Collected data:
# # #

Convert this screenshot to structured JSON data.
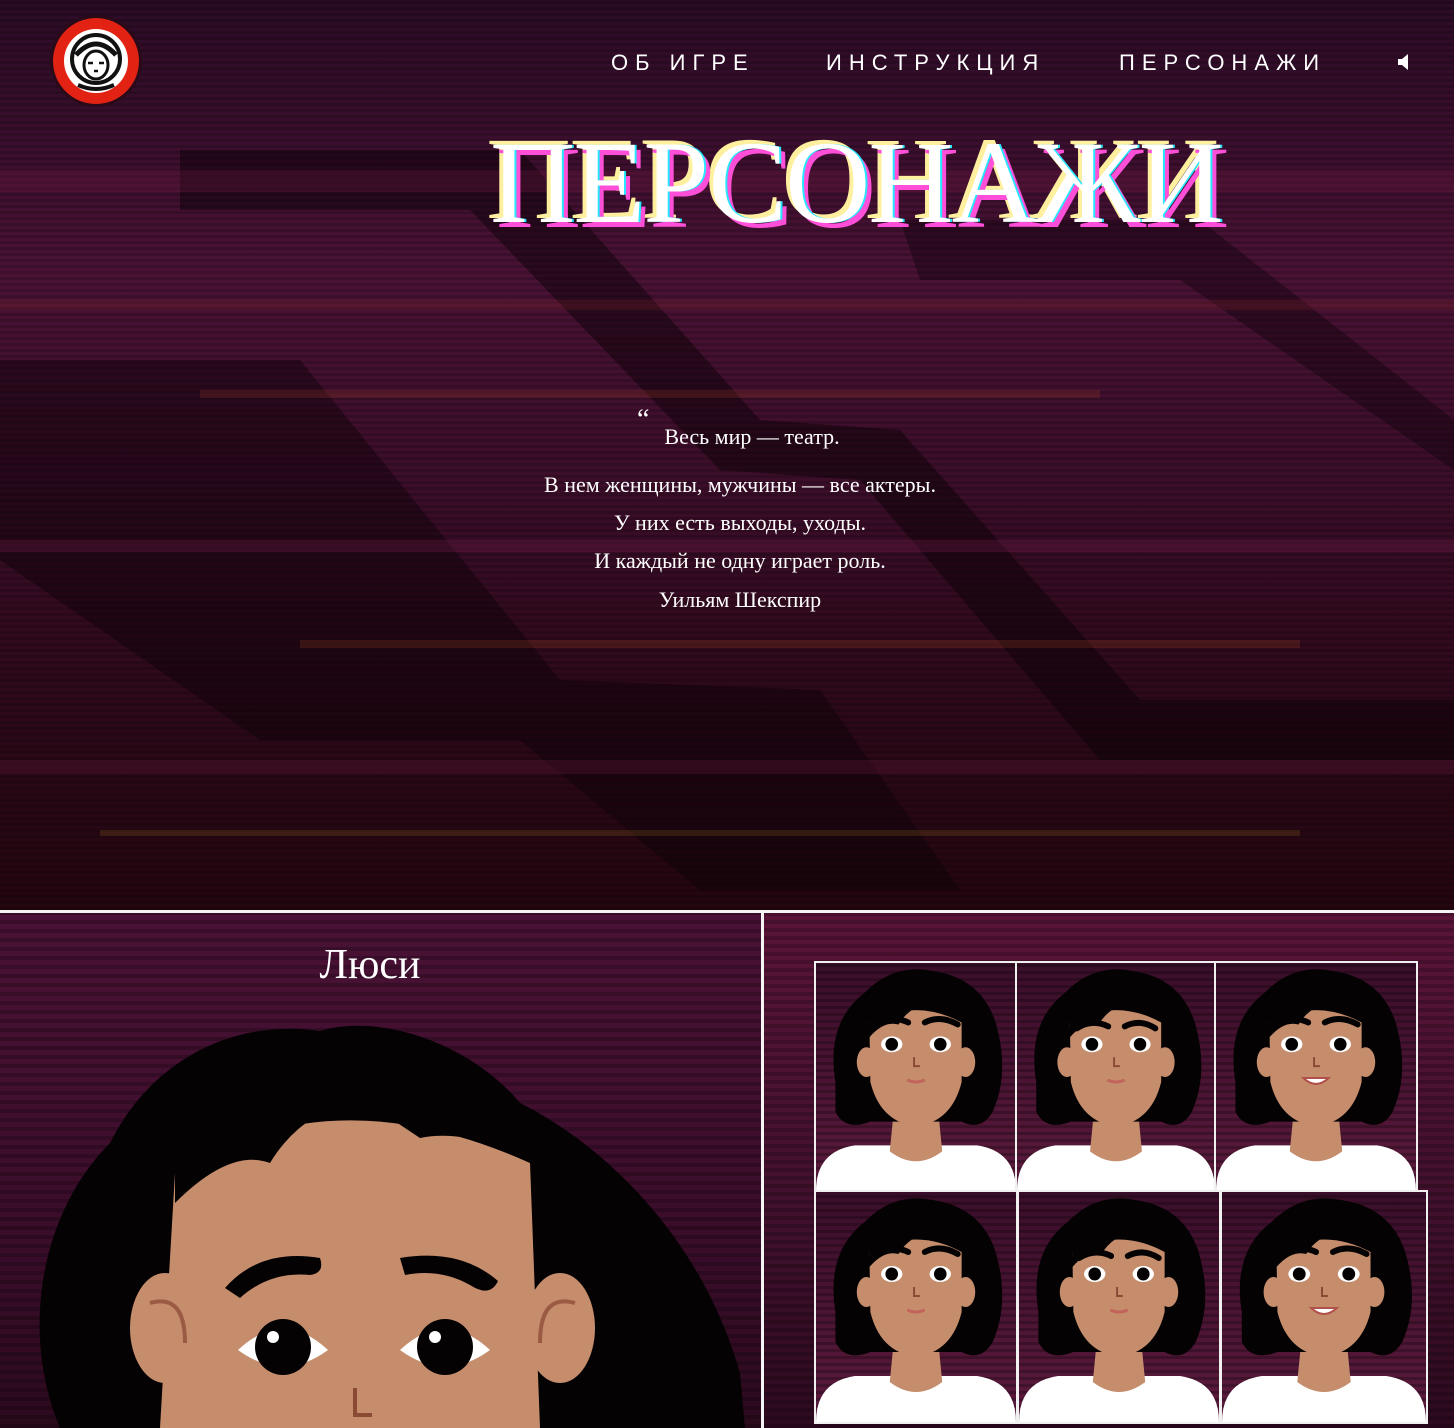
{
  "nav": {
    "items": [
      {
        "label": "ОБ ИГРЕ"
      },
      {
        "label": "ИНСТРУКЦИЯ"
      },
      {
        "label": "ПЕРСОНАЖИ"
      }
    ],
    "sound_icon": "speaker-icon"
  },
  "logo": {
    "icon": "cosmonaut-logo-icon"
  },
  "hero": {
    "title": "ПЕРСОНАЖИ",
    "quote_mark": "“",
    "quote_lines": [
      "Весь мир — театр.",
      "В нем женщины, мужчины — все актеры.",
      "У них есть выходы, уходы.",
      "И каждый не одну играет роль."
    ],
    "author": "Уильям Шекспир"
  },
  "character": {
    "name": "Люси",
    "expressions": [
      "neutral",
      "frown",
      "smile",
      "neutral-2",
      "frown-2",
      "smile-2"
    ]
  },
  "colors": {
    "logo_red": "#e22313",
    "glitch_cyan": "#27e6ff",
    "glitch_magenta": "#ff4fd8",
    "glitch_yellow": "#fff0a0",
    "skin": "#c58d6c",
    "hair": "#050203"
  }
}
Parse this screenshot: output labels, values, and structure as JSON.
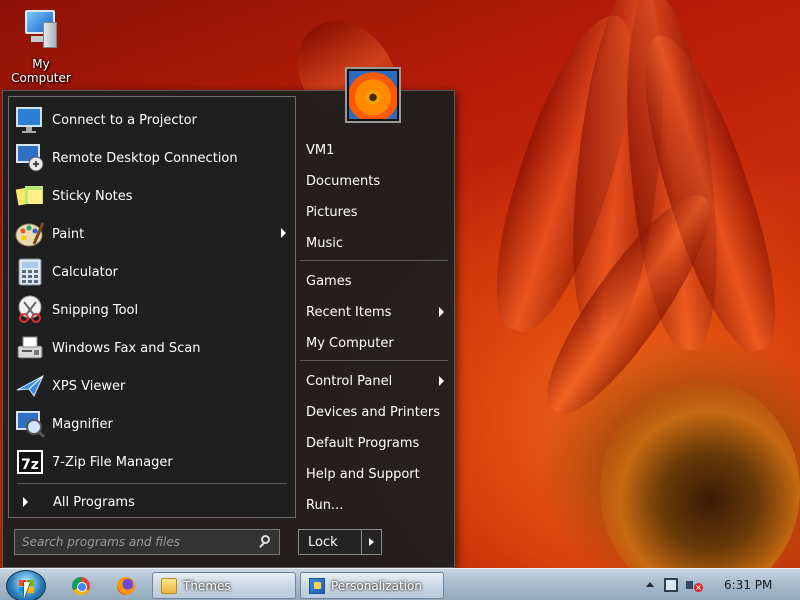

# # #

[Short problem] Transcribe all the data word for word; the images stay out.

[Output below]
Convert this screenshot to structured JSON data.
{
  "nav": {
    "items": [
      {
        "label": "ОБ ИГРЕ"
      },
      {
        "label": "ИНСТРУКЦИЯ"
      },
      {
        "label": "ПЕРСОНАЖИ"
      }
    ],
    "sound_icon": "speaker-icon"
  },
  "logo": {
    "icon": "cosmonaut-logo-icon"
  },
  "hero": {
    "title": "ПЕРСОНАЖИ",
    "quote_mark": "“",
    "quote_lines": [
      "Весь мир — театр.",
      "В нем женщины, мужчины — все актеры.",
      "У них есть выходы, уходы.",
      "И каждый не одну играет роль."
    ],
    "author": "Уильям Шекспир"
  },
  "character": {
    "name": "Люси",
    "expressions": [
      "neutral",
      "frown",
      "smile",
      "neutral-2",
      "frown-2",
      "smile-2"
    ]
  },
  "colors": {
    "logo_red": "#e22313",
    "glitch_cyan": "#27e6ff",
    "glitch_magenta": "#ff4fd8",
    "glitch_yellow": "#fff0a0",
    "skin": "#c58d6c",
    "hair": "#050203"
  }
}
Parse this screenshot: output labels, values, and structure as JSON.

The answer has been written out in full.